* _Task description_: Lines containing the word "main" are to be located and copied.

* _Input_:
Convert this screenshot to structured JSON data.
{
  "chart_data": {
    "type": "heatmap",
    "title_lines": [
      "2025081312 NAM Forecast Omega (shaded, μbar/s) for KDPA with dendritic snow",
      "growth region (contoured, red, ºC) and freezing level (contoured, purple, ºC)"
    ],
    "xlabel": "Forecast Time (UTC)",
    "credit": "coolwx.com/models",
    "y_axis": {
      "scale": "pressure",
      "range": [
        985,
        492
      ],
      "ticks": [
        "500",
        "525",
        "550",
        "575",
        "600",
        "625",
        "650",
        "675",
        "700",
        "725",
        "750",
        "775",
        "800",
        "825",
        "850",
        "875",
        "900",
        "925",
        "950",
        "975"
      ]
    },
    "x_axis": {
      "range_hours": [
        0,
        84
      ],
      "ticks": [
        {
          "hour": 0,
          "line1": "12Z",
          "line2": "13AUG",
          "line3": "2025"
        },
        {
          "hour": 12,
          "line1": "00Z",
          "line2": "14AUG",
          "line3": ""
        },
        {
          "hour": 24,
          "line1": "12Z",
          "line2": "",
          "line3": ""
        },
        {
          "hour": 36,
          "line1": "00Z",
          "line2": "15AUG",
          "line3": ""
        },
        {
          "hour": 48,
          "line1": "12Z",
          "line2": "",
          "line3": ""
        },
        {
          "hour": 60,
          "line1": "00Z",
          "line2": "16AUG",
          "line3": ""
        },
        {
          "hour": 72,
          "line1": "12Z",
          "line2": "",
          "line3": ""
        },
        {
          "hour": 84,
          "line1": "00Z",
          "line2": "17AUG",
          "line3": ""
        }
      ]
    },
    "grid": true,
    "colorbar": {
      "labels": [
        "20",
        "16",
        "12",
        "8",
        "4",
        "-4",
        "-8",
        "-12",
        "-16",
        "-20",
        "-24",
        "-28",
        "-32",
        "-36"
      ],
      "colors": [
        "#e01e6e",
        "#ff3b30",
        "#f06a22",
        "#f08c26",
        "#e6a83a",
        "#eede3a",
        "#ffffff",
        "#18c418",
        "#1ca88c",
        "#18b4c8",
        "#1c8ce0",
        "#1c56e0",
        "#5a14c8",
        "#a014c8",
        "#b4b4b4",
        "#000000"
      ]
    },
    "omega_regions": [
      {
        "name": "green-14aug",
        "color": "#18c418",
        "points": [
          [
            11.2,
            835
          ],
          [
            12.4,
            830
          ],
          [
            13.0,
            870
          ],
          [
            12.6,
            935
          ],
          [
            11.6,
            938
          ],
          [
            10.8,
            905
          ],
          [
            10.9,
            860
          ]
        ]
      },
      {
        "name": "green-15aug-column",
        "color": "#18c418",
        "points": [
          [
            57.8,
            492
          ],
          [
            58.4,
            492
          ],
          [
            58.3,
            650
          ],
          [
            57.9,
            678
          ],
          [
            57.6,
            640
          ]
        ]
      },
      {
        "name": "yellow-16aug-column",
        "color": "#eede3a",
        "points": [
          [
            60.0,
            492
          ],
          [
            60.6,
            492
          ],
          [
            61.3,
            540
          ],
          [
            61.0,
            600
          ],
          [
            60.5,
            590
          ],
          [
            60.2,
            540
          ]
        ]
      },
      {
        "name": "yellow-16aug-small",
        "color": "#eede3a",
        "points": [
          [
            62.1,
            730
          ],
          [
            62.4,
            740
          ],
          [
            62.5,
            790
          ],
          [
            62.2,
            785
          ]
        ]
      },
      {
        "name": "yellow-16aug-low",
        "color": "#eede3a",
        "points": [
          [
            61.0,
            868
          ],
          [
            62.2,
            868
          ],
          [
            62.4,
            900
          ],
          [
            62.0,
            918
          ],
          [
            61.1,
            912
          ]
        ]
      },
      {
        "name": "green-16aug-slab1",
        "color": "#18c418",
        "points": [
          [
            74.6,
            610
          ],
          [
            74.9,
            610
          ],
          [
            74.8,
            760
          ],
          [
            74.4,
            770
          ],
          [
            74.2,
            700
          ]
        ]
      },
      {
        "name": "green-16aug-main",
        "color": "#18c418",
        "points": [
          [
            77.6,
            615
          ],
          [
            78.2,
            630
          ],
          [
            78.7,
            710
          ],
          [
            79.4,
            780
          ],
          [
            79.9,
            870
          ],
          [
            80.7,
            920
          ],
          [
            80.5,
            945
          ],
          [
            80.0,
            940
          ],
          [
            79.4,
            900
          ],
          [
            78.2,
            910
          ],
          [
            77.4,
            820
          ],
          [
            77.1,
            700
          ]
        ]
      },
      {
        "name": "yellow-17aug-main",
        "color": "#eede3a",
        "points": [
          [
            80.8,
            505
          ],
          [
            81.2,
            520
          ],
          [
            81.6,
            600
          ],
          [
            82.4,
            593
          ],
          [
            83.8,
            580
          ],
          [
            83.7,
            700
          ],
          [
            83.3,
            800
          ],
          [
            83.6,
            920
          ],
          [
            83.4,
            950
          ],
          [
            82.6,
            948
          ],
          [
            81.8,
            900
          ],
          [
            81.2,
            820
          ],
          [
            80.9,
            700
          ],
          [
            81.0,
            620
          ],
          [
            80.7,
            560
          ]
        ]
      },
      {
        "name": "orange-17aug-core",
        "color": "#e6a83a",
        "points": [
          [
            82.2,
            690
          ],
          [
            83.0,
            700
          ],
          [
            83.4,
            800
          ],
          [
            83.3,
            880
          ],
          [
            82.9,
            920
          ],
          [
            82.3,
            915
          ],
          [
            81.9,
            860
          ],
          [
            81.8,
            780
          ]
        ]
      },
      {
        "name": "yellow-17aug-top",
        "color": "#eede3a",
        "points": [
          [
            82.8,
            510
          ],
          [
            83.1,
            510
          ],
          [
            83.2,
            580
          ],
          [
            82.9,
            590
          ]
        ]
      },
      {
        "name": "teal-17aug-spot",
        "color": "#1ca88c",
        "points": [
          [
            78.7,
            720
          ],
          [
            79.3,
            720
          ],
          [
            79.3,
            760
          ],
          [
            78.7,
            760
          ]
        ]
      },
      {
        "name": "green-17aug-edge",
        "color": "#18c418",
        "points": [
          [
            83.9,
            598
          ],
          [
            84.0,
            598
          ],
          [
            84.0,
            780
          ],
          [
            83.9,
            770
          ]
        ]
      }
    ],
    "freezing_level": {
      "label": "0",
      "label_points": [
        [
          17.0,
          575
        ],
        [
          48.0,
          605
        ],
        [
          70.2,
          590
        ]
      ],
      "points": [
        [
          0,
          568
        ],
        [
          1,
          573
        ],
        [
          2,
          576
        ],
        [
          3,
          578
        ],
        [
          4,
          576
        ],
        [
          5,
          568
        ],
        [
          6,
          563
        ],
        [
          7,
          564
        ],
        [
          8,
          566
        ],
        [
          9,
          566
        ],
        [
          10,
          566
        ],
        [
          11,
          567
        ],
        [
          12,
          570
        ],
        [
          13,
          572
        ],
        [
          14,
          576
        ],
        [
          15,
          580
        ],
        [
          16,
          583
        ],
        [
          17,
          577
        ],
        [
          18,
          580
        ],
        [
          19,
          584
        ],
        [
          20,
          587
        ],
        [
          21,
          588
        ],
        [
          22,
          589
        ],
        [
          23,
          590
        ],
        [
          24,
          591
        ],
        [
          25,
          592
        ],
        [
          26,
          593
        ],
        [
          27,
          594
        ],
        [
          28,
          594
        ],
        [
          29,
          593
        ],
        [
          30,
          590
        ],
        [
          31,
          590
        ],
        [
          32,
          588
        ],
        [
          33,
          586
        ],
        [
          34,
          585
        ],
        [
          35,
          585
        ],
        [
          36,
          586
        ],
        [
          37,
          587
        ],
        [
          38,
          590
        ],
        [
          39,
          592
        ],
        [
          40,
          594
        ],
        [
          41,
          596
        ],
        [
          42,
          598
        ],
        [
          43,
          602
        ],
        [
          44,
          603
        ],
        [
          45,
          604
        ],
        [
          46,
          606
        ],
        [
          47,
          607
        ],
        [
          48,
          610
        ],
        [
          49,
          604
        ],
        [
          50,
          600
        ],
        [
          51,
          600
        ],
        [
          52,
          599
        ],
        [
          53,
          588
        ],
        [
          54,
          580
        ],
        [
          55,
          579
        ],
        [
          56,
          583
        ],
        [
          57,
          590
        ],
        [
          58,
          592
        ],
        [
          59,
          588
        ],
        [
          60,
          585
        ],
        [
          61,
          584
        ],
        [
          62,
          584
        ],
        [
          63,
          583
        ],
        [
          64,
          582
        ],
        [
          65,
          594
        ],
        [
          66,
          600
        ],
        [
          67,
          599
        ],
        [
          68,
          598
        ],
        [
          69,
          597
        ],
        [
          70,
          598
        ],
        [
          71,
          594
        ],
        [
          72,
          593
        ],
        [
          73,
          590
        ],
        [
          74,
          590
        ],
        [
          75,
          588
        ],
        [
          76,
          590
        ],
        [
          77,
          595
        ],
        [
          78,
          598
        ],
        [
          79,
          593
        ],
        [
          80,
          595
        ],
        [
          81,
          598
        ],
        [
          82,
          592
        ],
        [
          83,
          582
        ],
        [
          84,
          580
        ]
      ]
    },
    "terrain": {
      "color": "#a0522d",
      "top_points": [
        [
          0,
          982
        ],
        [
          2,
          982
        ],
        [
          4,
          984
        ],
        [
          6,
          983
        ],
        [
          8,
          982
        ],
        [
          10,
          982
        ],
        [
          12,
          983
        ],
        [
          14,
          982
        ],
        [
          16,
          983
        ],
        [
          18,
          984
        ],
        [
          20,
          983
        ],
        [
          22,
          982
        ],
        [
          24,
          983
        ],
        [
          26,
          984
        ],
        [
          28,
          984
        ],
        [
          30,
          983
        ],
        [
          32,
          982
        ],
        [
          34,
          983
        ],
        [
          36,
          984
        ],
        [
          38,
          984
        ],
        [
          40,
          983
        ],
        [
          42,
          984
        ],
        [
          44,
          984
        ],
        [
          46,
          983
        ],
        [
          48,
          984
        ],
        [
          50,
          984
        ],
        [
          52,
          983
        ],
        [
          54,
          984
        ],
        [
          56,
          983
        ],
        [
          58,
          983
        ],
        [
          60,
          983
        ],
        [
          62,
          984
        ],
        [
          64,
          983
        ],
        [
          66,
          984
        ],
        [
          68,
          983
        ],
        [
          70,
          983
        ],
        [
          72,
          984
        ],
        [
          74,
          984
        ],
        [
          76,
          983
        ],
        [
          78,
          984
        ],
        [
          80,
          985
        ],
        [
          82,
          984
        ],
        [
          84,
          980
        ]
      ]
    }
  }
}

* _Task solution_:
        "name": "green-16aug-main",
        "name": "yellow-17aug-main",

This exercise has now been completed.